== DATA ENTRIES
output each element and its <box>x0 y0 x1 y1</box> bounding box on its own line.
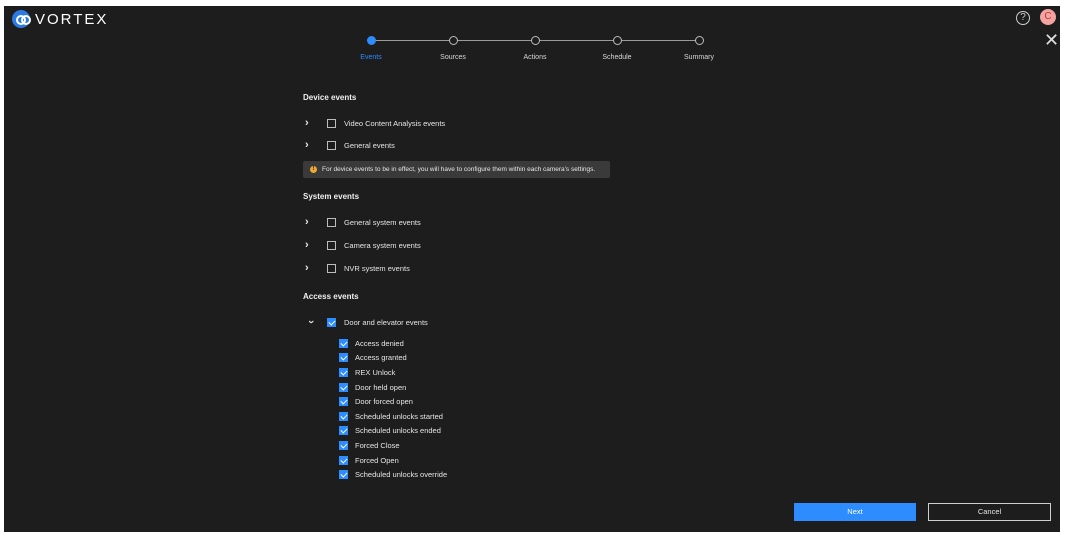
checkbox-checked[interactable] <box>339 411 348 421</box>
vortex-logo-icon <box>12 10 31 28</box>
device-events-title: Device events <box>303 93 357 102</box>
event-label: Camera system events <box>344 240 421 250</box>
sub-event-label: REX Unlock <box>355 367 396 377</box>
checkbox-checked[interactable] <box>339 353 348 363</box>
step-dot-events[interactable] <box>367 36 376 45</box>
step-label-sources[interactable]: Sources <box>413 54 493 61</box>
step-label-events[interactable]: Events <box>331 54 411 61</box>
checkbox-checked[interactable] <box>339 397 348 407</box>
next-button[interactable]: Next <box>794 503 916 521</box>
checkbox-checked[interactable] <box>339 470 348 480</box>
wizard-stepper: Events Sources Actions Schedule Summary <box>4 34 1060 74</box>
chevron-right-icon[interactable]: › <box>305 138 317 152</box>
list-item[interactable]: Scheduled unlocks override <box>339 467 447 482</box>
checkbox-checked[interactable] <box>339 382 348 392</box>
step-dot-schedule[interactable] <box>613 36 622 45</box>
step-connector <box>622 40 696 41</box>
list-item[interactable]: Forced Close <box>339 438 447 453</box>
chevron-right-icon[interactable]: › <box>305 261 317 275</box>
list-item[interactable]: REX Unlock <box>339 365 447 380</box>
avatar[interactable]: C <box>1040 9 1056 25</box>
sub-event-label: Access denied <box>355 338 404 348</box>
access-events-title: Access events <box>303 292 359 301</box>
system-event-row[interactable]: › General system events <box>305 215 421 229</box>
event-label: Video Content Analysis events <box>344 118 446 128</box>
step-dot-sources[interactable] <box>449 36 458 45</box>
step-label-summary[interactable]: Summary <box>659 54 739 61</box>
sub-event-label: Access granted <box>355 353 407 363</box>
checkbox-checked[interactable] <box>339 455 348 465</box>
app-window: VORTEX ? C ✕ Events Sources Actions Sche… <box>4 6 1060 532</box>
sub-event-label: Scheduled unlocks override <box>355 470 448 480</box>
checkbox-checked[interactable] <box>339 338 348 348</box>
device-event-row[interactable]: › Video Content Analysis events <box>305 116 445 130</box>
list-item[interactable]: Access granted <box>339 351 447 366</box>
list-item[interactable]: Door forced open <box>339 394 447 409</box>
step-label-schedule[interactable]: Schedule <box>577 54 657 61</box>
vortex-logo[interactable]: VORTEX <box>12 10 108 28</box>
checkbox-checked[interactable] <box>327 317 336 327</box>
list-item[interactable]: Door held open <box>339 380 447 395</box>
notice-text: For device events to be in effect, you w… <box>322 166 596 173</box>
event-label: General events <box>344 140 395 150</box>
sub-event-label: Scheduled unlocks started <box>355 411 443 421</box>
access-sub-events-list: Access denied Access granted REX Unlock … <box>339 336 447 482</box>
chevron-right-icon[interactable]: › <box>305 215 317 229</box>
sub-event-label: Forced Close <box>355 440 400 450</box>
sub-event-label: Scheduled unlocks ended <box>355 426 441 436</box>
event-label: General system events <box>344 217 421 227</box>
system-event-row[interactable]: › NVR system events <box>305 261 410 275</box>
list-item[interactable]: Scheduled unlocks started <box>339 409 447 424</box>
cancel-button[interactable]: Cancel <box>928 503 1051 521</box>
step-connector <box>376 40 450 41</box>
event-label: NVR system events <box>344 263 410 273</box>
access-event-group-row[interactable]: › Door and elevator events <box>305 315 428 329</box>
checkbox[interactable] <box>327 140 336 150</box>
event-label: Door and elevator events <box>344 317 428 327</box>
logo-text: VORTEX <box>35 10 109 28</box>
checkbox[interactable] <box>327 217 336 227</box>
checkbox[interactable] <box>327 263 336 273</box>
checkbox[interactable] <box>327 118 336 128</box>
checkbox-checked[interactable] <box>339 367 348 377</box>
checkbox[interactable] <box>327 240 336 250</box>
warning-icon: ! <box>310 166 317 173</box>
step-connector <box>458 40 532 41</box>
help-icon[interactable]: ? <box>1016 11 1030 25</box>
step-connector <box>540 40 614 41</box>
step-label-actions[interactable]: Actions <box>495 54 575 61</box>
checkbox-checked[interactable] <box>339 426 348 436</box>
step-dot-actions[interactable] <box>531 36 540 45</box>
sub-event-label: Forced Open <box>355 455 399 465</box>
system-events-title: System events <box>303 192 360 201</box>
list-item[interactable]: Access denied <box>339 336 447 351</box>
system-event-row[interactable]: › Camera system events <box>305 238 421 252</box>
device-events-notice: ! For device events to be in effect, you… <box>303 161 610 178</box>
checkbox-checked[interactable] <box>339 440 348 450</box>
list-item[interactable]: Forced Open <box>339 453 447 468</box>
step-dot-summary[interactable] <box>695 36 704 45</box>
chevron-right-icon[interactable]: › <box>305 116 317 130</box>
sub-event-label: Door held open <box>355 382 407 392</box>
device-event-row[interactable]: › General events <box>305 138 395 152</box>
chevron-right-icon[interactable]: › <box>305 238 317 252</box>
chevron-down-icon[interactable]: › <box>304 316 318 328</box>
list-item[interactable]: Scheduled unlocks ended <box>339 424 447 439</box>
sub-event-label: Door forced open <box>355 397 413 407</box>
====
**PROBLEM:** Reproduce, character for character, the lines of the listing between the line containing "checkbox-checked[interactable] <box>339 411" and the line containing "step-label-events[interactable]: Events <box>331", inclusive.

**RESPONSE:**
checkbox-checked[interactable] <box>339 411 348 421</box>
vortex-logo-icon <box>12 10 31 28</box>
device-events-title: Device events <box>303 93 357 102</box>
event-label: Camera system events <box>344 240 421 250</box>
sub-event-label: REX Unlock <box>355 367 396 377</box>
checkbox-checked[interactable] <box>339 353 348 363</box>
step-dot-events[interactable] <box>367 36 376 45</box>
step-label-sources[interactable]: Sources <box>413 54 493 61</box>
step-label-events[interactable]: Events <box>331 54 411 61</box>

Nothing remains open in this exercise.